=== REQUEST ===
Your task is to print all of the material verbatim.

Stored records
========
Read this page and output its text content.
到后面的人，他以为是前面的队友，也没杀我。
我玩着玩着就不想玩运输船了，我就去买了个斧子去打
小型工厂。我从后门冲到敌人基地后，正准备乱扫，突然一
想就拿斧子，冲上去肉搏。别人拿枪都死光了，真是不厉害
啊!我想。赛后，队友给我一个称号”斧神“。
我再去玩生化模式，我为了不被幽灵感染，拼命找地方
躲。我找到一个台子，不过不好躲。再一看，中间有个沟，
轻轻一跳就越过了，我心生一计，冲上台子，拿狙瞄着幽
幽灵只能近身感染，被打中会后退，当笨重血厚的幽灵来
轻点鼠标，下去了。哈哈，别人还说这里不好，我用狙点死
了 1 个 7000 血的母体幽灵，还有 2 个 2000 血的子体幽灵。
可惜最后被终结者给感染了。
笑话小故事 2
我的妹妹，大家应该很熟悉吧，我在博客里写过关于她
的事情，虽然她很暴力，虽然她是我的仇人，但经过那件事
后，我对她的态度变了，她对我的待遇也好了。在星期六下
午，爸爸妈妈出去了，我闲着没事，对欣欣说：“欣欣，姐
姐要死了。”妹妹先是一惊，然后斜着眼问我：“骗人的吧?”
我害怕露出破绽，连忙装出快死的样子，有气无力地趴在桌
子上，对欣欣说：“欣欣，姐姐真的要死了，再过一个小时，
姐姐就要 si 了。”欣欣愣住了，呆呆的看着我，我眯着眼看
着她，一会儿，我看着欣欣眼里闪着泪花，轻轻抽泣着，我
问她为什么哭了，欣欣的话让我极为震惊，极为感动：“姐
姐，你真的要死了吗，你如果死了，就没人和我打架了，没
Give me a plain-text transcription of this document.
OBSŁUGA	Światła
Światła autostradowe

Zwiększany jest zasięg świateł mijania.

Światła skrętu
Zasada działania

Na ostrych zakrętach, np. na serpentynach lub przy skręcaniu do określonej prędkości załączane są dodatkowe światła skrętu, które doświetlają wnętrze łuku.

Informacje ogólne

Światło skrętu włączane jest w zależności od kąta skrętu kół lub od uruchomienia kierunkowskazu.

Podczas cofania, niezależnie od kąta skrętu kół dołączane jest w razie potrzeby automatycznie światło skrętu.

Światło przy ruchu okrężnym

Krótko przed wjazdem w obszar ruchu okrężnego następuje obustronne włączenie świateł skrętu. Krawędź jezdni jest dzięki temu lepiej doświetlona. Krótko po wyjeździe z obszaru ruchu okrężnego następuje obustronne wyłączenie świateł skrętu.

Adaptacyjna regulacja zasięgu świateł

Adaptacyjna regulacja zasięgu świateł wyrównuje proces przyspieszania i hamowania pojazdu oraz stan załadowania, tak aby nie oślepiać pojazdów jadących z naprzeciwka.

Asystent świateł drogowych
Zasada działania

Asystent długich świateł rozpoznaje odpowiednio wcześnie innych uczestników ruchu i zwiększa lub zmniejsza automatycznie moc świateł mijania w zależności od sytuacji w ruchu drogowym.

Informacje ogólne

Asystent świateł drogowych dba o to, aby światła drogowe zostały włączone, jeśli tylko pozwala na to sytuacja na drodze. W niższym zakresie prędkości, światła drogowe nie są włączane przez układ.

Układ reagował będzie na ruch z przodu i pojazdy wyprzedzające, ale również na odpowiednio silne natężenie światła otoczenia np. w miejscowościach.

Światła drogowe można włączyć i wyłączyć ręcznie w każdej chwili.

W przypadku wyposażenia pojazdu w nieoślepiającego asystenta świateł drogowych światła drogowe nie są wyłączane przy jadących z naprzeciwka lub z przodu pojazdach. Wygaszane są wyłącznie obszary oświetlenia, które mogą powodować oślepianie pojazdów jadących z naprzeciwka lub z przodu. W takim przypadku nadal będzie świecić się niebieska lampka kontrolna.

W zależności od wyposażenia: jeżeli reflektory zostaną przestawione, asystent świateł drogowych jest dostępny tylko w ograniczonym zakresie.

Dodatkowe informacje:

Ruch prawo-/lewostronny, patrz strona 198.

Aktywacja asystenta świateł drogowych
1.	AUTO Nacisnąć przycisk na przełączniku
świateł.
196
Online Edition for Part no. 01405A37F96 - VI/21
========
=== SOLUTION TO THIS PROBLEM ===
Read this page and output its text content.
到后面的人，他以为是前面的队友，也没杀我。
我玩着玩着就不想玩运输船了，我就去买了个斧子去打
小型工厂。我从后门冲到敌人基地后，正准备乱扫，突然一
想就拿斧子，冲上去肉搏。别人拿枪都死光了，真是不厉害
啊!我想。赛后，队友给我一个称号”斧神“。
我再去玩生化模式，我为了不被幽灵感染，拼命找地方
躲。我找到一个台子，不过不好躲。再一看，中间有个沟，
轻轻一跳就越过了，我心生一计，冲上台子，拿狙瞄着幽
幽灵只能近身感染，被打中会后退，当笨重血厚的幽灵来
轻点鼠标，下去了。哈哈，别人还说这里不好，我用狙点死
了 1 个 7000 血的母体幽灵，还有 2 个 2000 血的子体幽灵。
可惜最后被终结者给感染了。
笑话小故事 2
我的妹妹，大家应该很熟悉吧，我在博客里写过关于她
的事情，虽然她很暴力，虽然她是我的仇人，但经过那件事
后，我对她的态度变了，她对我的待遇也好了。在星期六下
午，爸爸妈妈出去了，我闲着没事，对欣欣说：“欣欣，姐
姐要死了。”妹妹先是一惊，然后斜着眼问我：“骗人的吧?”
我害怕露出破绽，连忙装出快死的样子，有气无力地趴在桌
子上，对欣欣说：“欣欣，姐姐真的要死了，再过一个小时，
姐姐就要 si 了。”欣欣愣住了，呆呆的看着我，我眯着眼看
着她，一会儿，我看着欣欣眼里闪着泪花，轻轻抽泣着，我
问她为什么哭了，欣欣的话让我极为震惊，极为感动：“姐
姐，你真的要死了吗，你如果死了，就没人和我打架了，没
Give me a plain-text transcription of this document.
OBSŁUGA	Światła
Światła autostradowe

Zwiększany jest zasięg świateł mijania.

Światła skrętu
Zasada działania

Na ostrych zakrętach, np. na serpentynach lub przy skręcaniu do określonej prędkości załączane są dodatkowe światła skrętu, które doświetlają wnętrze łuku.

Informacje ogólne

Światło skrętu włączane jest w zależności od kąta skrętu kół lub od uruchomienia kierunkowskazu.

Podczas cofania, niezależnie od kąta skrętu kół dołączane jest w razie potrzeby automatycznie światło skrętu.

Światło przy ruchu okrężnym

Krótko przed wjazdem w obszar ruchu okrężnego następuje obustronne włączenie świateł skrętu. Krawędź jezdni jest dzięki temu lepiej doświetlona. Krótko po wyjeździe z obszaru ruchu okrężnego następuje obustronne wyłączenie świateł skrętu.

Adaptacyjna regulacja zasięgu świateł

Adaptacyjna regulacja zasięgu świateł wyrównuje proces przyspieszania i hamowania pojazdu oraz stan załadowania, tak aby nie oślepiać pojazdów jadących z naprzeciwka.

Asystent świateł drogowych
Zasada działania

Asystent długich świateł rozpoznaje odpowiednio wcześnie innych uczestników ruchu i zwiększa lub zmniejsza automatycznie moc świateł mijania w zależności od sytuacji w ruchu drogowym.

Informacje ogólne

Asystent świateł drogowych dba o to, aby światła drogowe zostały włączone, jeśli tylko pozwala na to sytuacja na drodze. W niższym zakresie prędkości, światła drogowe nie są włączane przez układ.

Układ reagował będzie na ruch z przodu i pojazdy wyprzedzające, ale również na odpowiednio silne natężenie światła otoczenia np. w miejscowościach.

Światła drogowe można włączyć i wyłączyć ręcznie w każdej chwili.

W przypadku wyposażenia pojazdu w nieoślepiającego asystenta świateł drogowych światła drogowe nie są wyłączane przy jadących z naprzeciwka lub z przodu pojazdach. Wygaszane są wyłącznie obszary oświetlenia, które mogą powodować oślepianie pojazdów jadących z naprzeciwka lub z przodu. W takim przypadku nadal będzie świecić się niebieska lampka kontrolna.

W zależności od wyposażenia: jeżeli reflektory zostaną przestawione, asystent świateł drogowych jest dostępny tylko w ograniczonym zakresie.

Dodatkowe informacje:

Ruch prawo-/lewostronny, patrz strona 198.

Aktywacja asystenta świateł drogowych
1.	AUTO Nacisnąć przycisk na przełączniku
świateł.
196
Online Edition for Part no. 01405A37F96 - VI/21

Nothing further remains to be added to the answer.